Given exercise 1 –
Copy word for word the part of the Predict the Winner text that begins with the words containing "If he chooses" and ends with "can choose 233.".

Excerpted text –

32. Predict the Winner

Optimal game pick from both ends

Given an array of scores that are non-negative integers. Player 1 picks one of the numbers from either end of the array followed by the player 2 and then player 1 and so on. Each time a player picks a number, that number will not be available for the next player. This continues until all the scores have been chosen. The player with the maximum score wins.

Given an array of scores, predict whether player 1 is the winner. You can assume each player plays to maximize his score.

Example 1:

Input: [1, 5, 2]
Output: False
Explanation: Initially, player 1 can choose between 1 and 2. 
If he chooses 2 (or 1), then player 2 can choose from 1 (or 2) and 5. If player 2 chooses 5, then player 1 will be left with 1 (or 2). 
So, final score of player 1 is 1 + 2 = 3, and player 2 is 5. 
Hence, player 1 will never be the winner and you need to return False.

Example 2:

Input: [1, 5, 233, 7]
Output: True
Explanation: Player 1 first chooses 1. Then player 2 have to choose between 5 and 7. No matter which number player 2 choose, player 1 can choose 233.
Finally, player 1 has more score (234) than player 2 (12), so you need to return True representing player1 can win.

Solution: (Recursion)

Approach: Checking for both the possible cases And player 2 always plays optimally

class Solution
{
public:
    bool calcScore(vector<int> &nums, int s, int e, int c1, int c2, bool turn)
    {

        if (s > e)
        {
            return c1 >= c2;
        }

        if (turn)
        {
            return (calcScore(nums, s + 1, e, c1 + nums[s], c2, false) || calcScore(nums, s, e - 1, c1 + nums[e], c2, false));
        }
        else
        {
            return (calcScore(nums, s + 1, e, c1, c2 + nums[s], true) && calcScore(nums, s, e - 1, c1, c2 + nums[e], true));
        }
    }

    bool PredictTheWinner(vector<int> &nums)
    {
       return calcScore(nums, 0, nums.size() - 1, 0, 0, true);
    }
};

Time Complexity: O(2^n)

Solution: (DP)

Approach: Computing the maximum profit possible for each subarray

class Solution
{
public:
    bool PredictTheWinner(vector<int> &nums)
    {

        int n = nums.size();

        vector<vector<int>> dp(n, vector<int>(n, 0));

        for (int i = 0; i < nums.size(); i++)
        {
            dp[i][i] = nums[i];
        }

        for (int k = 2; k <= n; k++)
        {
            for (int i = 0; i <= n - k; i++)
            {
                int fs = nums[i] - dp[i + 1][i + k - 1];
                int ls = nums[i + k - 1] - dp[i][i + k - 2];
                dp[i][i + k - 1] = max(fs, ls);
            }
        }

        return dp[0][n - 1] >= 0;
    }
};

Time Complexity: O(N^2)

Data listing:
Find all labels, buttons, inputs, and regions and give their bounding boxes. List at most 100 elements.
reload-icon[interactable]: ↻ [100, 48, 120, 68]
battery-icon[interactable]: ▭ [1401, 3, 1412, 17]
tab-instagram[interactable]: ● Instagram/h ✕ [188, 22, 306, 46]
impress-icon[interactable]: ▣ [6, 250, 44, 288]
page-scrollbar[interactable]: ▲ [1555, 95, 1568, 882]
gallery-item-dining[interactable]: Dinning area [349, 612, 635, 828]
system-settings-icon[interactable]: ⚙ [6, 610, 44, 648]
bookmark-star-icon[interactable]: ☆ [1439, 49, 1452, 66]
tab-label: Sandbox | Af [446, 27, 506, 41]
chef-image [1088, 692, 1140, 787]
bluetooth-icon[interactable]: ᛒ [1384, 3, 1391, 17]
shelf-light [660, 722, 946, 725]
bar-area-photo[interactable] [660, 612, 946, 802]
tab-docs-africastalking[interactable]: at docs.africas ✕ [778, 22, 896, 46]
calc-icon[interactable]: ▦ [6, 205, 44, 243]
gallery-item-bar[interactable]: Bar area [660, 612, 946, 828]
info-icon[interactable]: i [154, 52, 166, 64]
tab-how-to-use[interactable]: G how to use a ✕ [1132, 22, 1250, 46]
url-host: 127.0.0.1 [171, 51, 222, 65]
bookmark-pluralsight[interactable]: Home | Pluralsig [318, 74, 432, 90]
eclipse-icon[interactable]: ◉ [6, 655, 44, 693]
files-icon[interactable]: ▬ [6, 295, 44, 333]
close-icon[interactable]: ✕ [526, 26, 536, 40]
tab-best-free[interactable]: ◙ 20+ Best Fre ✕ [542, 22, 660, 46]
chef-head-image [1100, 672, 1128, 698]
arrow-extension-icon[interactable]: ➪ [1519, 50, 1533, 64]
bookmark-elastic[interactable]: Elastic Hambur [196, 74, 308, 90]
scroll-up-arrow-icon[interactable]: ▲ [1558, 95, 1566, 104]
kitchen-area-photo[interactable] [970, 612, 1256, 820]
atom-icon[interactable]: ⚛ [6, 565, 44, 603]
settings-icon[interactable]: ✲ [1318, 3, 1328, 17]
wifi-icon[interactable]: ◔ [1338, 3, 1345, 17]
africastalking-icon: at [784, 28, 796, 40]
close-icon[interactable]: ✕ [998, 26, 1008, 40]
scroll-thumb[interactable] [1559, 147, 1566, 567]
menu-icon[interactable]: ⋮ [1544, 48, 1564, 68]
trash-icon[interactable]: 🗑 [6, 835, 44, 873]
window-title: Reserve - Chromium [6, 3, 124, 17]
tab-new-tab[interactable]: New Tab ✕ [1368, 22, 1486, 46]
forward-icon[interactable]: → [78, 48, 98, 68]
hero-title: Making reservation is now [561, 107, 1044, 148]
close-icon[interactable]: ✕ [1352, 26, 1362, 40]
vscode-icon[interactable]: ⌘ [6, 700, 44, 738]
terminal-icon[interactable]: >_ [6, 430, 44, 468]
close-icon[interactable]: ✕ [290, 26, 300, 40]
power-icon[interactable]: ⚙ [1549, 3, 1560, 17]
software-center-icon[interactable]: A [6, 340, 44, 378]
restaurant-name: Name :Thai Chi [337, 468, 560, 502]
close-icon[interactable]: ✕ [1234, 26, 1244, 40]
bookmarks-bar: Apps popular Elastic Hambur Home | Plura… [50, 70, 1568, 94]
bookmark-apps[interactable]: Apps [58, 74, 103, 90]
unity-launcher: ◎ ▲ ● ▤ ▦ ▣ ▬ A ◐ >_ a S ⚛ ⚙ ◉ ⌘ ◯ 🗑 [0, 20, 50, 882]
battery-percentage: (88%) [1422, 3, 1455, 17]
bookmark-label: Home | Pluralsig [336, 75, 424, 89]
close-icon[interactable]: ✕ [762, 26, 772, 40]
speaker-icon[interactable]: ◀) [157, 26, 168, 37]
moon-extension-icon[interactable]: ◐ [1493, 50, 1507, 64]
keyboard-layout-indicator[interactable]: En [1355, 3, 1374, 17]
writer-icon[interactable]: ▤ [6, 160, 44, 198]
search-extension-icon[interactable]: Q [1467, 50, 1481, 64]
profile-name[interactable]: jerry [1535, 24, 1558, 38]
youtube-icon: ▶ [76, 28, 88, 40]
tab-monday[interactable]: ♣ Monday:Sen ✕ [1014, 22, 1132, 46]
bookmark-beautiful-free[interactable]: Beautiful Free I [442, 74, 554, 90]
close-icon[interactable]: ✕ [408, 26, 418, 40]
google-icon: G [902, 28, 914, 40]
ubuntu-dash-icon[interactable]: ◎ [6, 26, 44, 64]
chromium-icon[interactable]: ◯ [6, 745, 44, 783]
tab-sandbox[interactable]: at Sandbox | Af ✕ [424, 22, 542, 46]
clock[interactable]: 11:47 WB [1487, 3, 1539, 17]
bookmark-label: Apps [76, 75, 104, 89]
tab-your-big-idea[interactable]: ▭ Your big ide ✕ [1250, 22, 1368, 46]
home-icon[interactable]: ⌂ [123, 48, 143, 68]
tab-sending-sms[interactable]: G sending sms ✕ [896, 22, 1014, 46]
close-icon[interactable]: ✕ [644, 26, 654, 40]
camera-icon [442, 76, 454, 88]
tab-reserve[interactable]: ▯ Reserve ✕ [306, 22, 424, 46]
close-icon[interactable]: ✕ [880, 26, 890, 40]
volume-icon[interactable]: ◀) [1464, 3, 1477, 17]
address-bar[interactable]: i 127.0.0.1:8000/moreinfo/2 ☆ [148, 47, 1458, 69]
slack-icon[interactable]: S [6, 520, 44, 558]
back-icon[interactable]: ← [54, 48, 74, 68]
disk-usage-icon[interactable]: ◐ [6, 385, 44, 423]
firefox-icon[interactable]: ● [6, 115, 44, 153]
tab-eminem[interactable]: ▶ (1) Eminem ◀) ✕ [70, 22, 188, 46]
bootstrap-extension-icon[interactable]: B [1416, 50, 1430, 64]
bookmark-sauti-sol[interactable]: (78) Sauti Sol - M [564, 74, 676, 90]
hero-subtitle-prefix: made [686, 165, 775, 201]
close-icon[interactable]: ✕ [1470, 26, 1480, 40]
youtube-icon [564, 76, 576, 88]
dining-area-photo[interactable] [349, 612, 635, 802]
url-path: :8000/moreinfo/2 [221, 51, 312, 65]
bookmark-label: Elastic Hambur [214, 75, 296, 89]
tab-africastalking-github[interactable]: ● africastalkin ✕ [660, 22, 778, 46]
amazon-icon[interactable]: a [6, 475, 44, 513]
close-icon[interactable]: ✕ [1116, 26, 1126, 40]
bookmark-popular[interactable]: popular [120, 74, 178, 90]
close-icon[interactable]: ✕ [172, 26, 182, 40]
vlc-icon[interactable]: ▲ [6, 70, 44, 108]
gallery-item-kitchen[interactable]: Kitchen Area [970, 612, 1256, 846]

Given exercise 2 –
Select each line of the entries that contains the string "youtube". Case counts.

Expected output 1 –
If he chooses 2 (or 1), then player 2 can choose from 1 (or 2) and 5. If player 2 chooses 5, then player 1 will be left with 1 (or 2). 
So, final score of player 1 is 1 + 2 = 3, and player 2 is 5. 
Hence, player 1 will never be the winner and you need to return False.

Example 2:

Input: [1, 5, 233, 7]
Output: True
Explanation: Player 1 first chooses 1. Then player 2 have to choose between 5 and 7. No matter which number player 2 choose, player 1 can choose 233.

Expected output 2 –
youtube-icon: ▶ [76, 28, 88, 40]
youtube-icon [564, 76, 576, 88]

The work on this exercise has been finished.